-- start of Material supplied --

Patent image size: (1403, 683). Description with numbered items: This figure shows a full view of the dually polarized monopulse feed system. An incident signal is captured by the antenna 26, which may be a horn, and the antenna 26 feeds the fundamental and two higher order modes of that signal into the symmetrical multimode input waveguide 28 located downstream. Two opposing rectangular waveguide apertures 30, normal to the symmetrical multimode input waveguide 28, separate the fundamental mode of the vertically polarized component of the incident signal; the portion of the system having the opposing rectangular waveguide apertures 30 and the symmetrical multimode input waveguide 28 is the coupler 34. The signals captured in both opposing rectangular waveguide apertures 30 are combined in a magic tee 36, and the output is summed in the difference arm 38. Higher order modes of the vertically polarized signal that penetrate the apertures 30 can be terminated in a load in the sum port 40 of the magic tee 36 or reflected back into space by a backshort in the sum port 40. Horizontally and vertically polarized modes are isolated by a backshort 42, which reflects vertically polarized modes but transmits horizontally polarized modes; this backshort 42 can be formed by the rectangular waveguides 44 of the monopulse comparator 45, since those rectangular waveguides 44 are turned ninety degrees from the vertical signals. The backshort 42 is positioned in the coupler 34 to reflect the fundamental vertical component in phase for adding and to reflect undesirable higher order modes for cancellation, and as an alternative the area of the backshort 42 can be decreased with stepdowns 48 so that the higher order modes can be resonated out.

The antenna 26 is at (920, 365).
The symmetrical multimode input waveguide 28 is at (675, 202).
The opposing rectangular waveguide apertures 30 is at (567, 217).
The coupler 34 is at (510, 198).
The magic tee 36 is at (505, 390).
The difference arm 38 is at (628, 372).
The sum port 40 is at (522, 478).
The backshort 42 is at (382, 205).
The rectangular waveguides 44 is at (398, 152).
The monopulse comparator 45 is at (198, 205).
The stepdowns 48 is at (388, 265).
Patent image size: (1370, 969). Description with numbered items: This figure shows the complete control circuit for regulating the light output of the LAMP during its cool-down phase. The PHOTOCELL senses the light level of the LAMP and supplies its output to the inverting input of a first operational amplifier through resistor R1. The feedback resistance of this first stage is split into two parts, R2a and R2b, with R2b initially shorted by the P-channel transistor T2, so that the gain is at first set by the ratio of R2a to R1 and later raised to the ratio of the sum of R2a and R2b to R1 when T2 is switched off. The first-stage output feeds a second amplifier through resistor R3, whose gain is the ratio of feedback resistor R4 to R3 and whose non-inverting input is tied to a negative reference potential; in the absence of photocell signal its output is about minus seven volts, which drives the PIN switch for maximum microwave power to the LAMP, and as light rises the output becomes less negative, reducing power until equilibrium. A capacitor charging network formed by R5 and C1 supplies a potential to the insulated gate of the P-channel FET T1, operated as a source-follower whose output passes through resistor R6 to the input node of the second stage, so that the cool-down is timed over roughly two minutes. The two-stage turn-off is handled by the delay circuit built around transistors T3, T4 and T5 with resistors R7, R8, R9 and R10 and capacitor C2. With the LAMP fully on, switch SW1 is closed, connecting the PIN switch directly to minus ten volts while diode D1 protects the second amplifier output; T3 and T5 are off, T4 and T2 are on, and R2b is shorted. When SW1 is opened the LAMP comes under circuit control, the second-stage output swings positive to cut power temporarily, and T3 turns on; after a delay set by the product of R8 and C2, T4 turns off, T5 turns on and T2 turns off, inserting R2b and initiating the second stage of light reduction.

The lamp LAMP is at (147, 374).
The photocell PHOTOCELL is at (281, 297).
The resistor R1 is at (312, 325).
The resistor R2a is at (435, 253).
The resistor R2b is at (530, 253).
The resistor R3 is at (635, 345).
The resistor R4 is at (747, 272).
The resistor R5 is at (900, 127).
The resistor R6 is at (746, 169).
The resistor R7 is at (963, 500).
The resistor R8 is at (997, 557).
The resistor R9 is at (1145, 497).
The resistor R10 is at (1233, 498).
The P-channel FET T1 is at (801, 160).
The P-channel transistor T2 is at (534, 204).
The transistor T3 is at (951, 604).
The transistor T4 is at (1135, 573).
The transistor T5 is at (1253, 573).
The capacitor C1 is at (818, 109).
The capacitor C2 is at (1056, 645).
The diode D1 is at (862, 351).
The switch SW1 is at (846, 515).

-- end of Material supplied --

=== Task to complete ===
Transcribe all of the data above verbatim, with every character and line break unchanged.

=== Result ===
Patent image size: (1403, 683). Description with numbered items: This figure shows a full view of the dually polarized monopulse feed system. An incident signal is captured by the antenna 26, which may be a horn, and the antenna 26 feeds the fundamental and two higher order modes of that signal into the symmetrical multimode input waveguide 28 located downstream. Two opposing rectangular waveguide apertures 30, normal to the symmetrical multimode input waveguide 28, separate the fundamental mode of the vertically polarized component of the incident signal; the portion of the system having the opposing rectangular waveguide apertures 30 and the symmetrical multimode input waveguide 28 is the coupler 34. The signals captured in both opposing rectangular waveguide apertures 30 are combined in a magic tee 36, and the output is summed in the difference arm 38. Higher order modes of the vertically polarized signal that penetrate the apertures 30 can be terminated in a load in the sum port 40 of the magic tee 36 or reflected back into space by a backshort in the sum port 40. Horizontally and vertically polarized modes are isolated by a backshort 42, which reflects vertically polarized modes but transmits horizontally polarized modes; this backshort 42 can be formed by the rectangular waveguides 44 of the monopulse comparator 45, since those rectangular waveguides 44 are turned ninety degrees from the vertical signals. The backshort 42 is positioned in the coupler 34 to reflect the fundamental vertical component in phase for adding and to reflect undesirable higher order modes for cancellation, and as an alternative the area of the backshort 42 can be decreased with stepdowns 48 so that the higher order modes can be resonated out.

The antenna 26 is at (920, 365).
The symmetrical multimode input waveguide 28 is at (675, 202).
The opposing rectangular waveguide apertures 30 is at (567, 217).
The coupler 34 is at (510, 198).
The magic tee 36 is at (505, 390).
The difference arm 38 is at (628, 372).
The sum port 40 is at (522, 478).
The backshort 42 is at (382, 205).
The rectangular waveguides 44 is at (398, 152).
The monopulse comparator 45 is at (198, 205).
The stepdowns 48 is at (388, 265).
Patent image size: (1370, 969). Description with numbered items: This figure shows the complete control circuit for regulating the light output of the LAMP during its cool-down phase. The PHOTOCELL senses the light level of the LAMP and supplies its output to the inverting input of a first operational amplifier through resistor R1. The feedback resistance of this first stage is split into two parts, R2a and R2b, with R2b initially shorted by the P-channel transistor T2, so that the gain is at first set by the ratio of R2a to R1 and later raised to the ratio of the sum of R2a and R2b to R1 when T2 is switched off. The first-stage output feeds a second amplifier through resistor R3, whose gain is the ratio of feedback resistor R4 to R3 and whose non-inverting input is tied to a negative reference potential; in the absence of photocell signal its output is about minus seven volts, which drives the PIN switch for maximum microwave power to the LAMP, and as light rises the output becomes less negative, reducing power until equilibrium. A capacitor charging network formed by R5 and C1 supplies a potential to the insulated gate of the P-channel FET T1, operated as a source-follower whose output passes through resistor R6 to the input node of the second stage, so that the cool-down is timed over roughly two minutes. The two-stage turn-off is handled by the delay circuit built around transistors T3, T4 and T5 with resistors R7, R8, R9 and R10 and capacitor C2. With the LAMP fully on, switch SW1 is closed, connecting the PIN switch directly to minus ten volts while diode D1 protects the second amplifier output; T3 and T5 are off, T4 and T2 are on, and R2b is shorted. When SW1 is opened the LAMP comes under circuit control, the second-stage output swings positive to cut power temporarily, and T3 turns on; after a delay set by the product of R8 and C2, T4 turns off, T5 turns on and T2 turns off, inserting R2b and initiating the second stage of light reduction.

The lamp LAMP is at (147, 374).
The photocell PHOTOCELL is at (281, 297).
The resistor R1 is at (312, 325).
The resistor R2a is at (435, 253).
The resistor R2b is at (530, 253).
The resistor R3 is at (635, 345).
The resistor R4 is at (747, 272).
The resistor R5 is at (900, 127).
The resistor R6 is at (746, 169).
The resistor R7 is at (963, 500).
The resistor R8 is at (997, 557).
The resistor R9 is at (1145, 497).
The resistor R10 is at (1233, 498).
The P-channel FET T1 is at (801, 160).
The P-channel transistor T2 is at (534, 204).
The transistor T3 is at (951, 604).
The transistor T4 is at (1135, 573).
The transistor T5 is at (1253, 573).
The capacitor C1 is at (818, 109).
The capacitor C2 is at (1056, 645).
The diode D1 is at (862, 351).
The switch SW1 is at (846, 515).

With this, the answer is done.